Researchers point out that attempts to control one air pollutant can increase the concentration of others.

In the past year, her research team has published two studies showing clear effects from ozone and PM2.5 at or below the WHO-recommended limits. Such findings raise the stakes for the harm likely to be done by the pollution cocktails in China and elsewhere.

Kulmala, in his Nature article titled “China’s choking cocktail,” says we can expect “chains of chemical reactions” taking place among the multiple pollutants on Chinese smogs. Those reactions, he says, may have unexpected consequences that make conventional regulation of individual pollutants unpredictable and even counterproductive.

“Attempts to control one pollutant can increase the concentration of others,” he warned. For instance, controlling NOx emissions can sometimes result in a tenfold increase in ozone levels in summer, because while some NOx compounds create ozone, others destroy it.

Once pollutants are inhaled, there may be unexpected synergistic health effects, too, according to Joe Mauderly of the Lovelace Respiratory Research Institute in Albuquerque, New Mexico. The synergies may either accelerate or decelerate dangerous biochemical changes.

Researchers in the megacity of Guangzhou in southern China recently published data showing an apparent synergistic effect in the city between nitrogen dioxide (one type of NOx emission) from vehicles emissions and PM10 particulates from coal burning. When either of the pollutants were at high levels, there were more deaths in the city over the subsequent two days, especially cardiovascular deaths. But, most disturbingly, when both pollutants were at high levels, the increased death toll was more than twice as high as for one pollutant. In combination, they “mutually amplify the risk of mortality,” concluded the paper’s lead author, Yuzhou Gu of the Guangzhou Center for Disease Control and Prevention. 

Cyclists ride through a heavy smog in the city of Weifang, in China's Shandong province, in January 2017. 

Cyclists ride through a heavy smog in the city of Weifang, in China's Shandong province, in January 2017.  Imaginechina via AP Images

A large study of air pollution and health published in 2008 found the same thing in Europe, with extra nitrogen dioxide apparently exacerbating the death toll from PM10.

## EXERCISE INSTRUCTIONS
a: Reproduce the portion of the air pollution article that begins with "Kulmala, in his" and runs through "and even counterproductive.", word for word.
b: Extend the article on mixed air pollutants past its last sentence.

(Collected data)
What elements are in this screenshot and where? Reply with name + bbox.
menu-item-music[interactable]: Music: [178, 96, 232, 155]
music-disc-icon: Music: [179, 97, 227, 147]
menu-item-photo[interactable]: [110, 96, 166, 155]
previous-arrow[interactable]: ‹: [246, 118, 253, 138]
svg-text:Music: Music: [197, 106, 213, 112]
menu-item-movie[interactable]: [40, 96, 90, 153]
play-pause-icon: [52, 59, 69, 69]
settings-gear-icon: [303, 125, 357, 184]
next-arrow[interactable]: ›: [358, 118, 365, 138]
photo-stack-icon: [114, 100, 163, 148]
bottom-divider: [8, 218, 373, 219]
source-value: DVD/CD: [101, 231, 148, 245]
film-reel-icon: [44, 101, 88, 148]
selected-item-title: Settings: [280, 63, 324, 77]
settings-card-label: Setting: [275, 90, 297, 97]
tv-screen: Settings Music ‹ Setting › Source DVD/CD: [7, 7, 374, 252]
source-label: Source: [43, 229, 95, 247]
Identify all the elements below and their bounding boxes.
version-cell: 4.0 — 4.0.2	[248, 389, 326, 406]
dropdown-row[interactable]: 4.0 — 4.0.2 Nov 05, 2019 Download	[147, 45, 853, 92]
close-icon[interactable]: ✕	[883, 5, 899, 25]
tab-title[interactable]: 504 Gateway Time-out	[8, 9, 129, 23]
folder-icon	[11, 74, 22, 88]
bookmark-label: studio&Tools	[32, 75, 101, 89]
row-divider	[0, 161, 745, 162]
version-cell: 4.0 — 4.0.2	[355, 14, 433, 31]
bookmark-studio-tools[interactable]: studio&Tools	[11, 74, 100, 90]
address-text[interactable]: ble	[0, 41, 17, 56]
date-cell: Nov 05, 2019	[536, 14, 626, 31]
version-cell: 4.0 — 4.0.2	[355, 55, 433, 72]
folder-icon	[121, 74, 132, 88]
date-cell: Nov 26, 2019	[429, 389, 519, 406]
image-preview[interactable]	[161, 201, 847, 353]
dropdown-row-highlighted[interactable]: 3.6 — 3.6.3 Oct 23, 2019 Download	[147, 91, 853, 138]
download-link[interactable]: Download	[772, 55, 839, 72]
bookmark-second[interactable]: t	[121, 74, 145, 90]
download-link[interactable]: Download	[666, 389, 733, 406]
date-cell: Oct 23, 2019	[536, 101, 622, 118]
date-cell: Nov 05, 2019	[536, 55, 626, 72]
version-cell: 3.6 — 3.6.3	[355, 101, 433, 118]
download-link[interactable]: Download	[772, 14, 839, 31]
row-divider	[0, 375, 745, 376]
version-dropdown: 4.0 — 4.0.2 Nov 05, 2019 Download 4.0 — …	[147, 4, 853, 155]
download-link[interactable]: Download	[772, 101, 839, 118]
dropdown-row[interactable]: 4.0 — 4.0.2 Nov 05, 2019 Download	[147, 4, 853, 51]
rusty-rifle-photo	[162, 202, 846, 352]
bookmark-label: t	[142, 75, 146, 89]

## EXPECTED OUTPUTS
a:
Kulmala, in his Nature article titled “China’s choking cocktail,” says we can expect “chains of chemical reactions” taking place among the multiple pollutants on Chinese smogs. Those reactions, he says, may have unexpected consequences that make conventional regulation of individual pollutants unpredictable and even counterproductive.

b:
Uta Wille at the University of Melbourne, Australia, offers one clue as to why such synergies might occur. She reported that both nitrogen dioxide and ozone reduce the body’s defenses against environmental oxidants, which damage body tissues including the lungs. Since both ozone and nitrogen dioxide are themselves environmental oxidants, Wille and fellow researchers concluded, the damage caused by the presence of both was greater than the sum of the damage caused by the presence of each pollutant individually.

China is trying to clean up its air. The authorities faced a tide of public anger and international criticism after intense smogs in the winter of 2013, when particulate levels in Beijing were 40 times WHO-recommended levels. The central government set targets for reducing PM2.5 concentrations.

To meet them, 28 big northern cities moved to banish polluting industries such as cement and steel works and replace coal with natural gas for domestic heating. They have had some success. The Ministry of Environmental Protection announced in early 2018 that all 28 cities had met their new PM2.5 targets. When Beijing largely escaped serious smogs this past winter, officials heralded a “new reality” for a “population who were used to wearing masks and turning on air purifiers.” 

The official data were confirmed by informal sources such as measurements made on the roof of the U.S. embassy in Beijing, though Greenpeace claimed that at least part of last winter’s improvement in the capital’s air was due to favorable weather conditions, with cold fronts from Siberia bringing regular infusions of fresh air.

But the evidence of Han’s study is that reducing one pollutant in a handful of large cities is unlikely to improve things in dozens of other smaller cities where pollution cocktails persist and grow. In fact, if regulators merely force the most polluting industries to move from large cities to smaller ones, it could make things worse.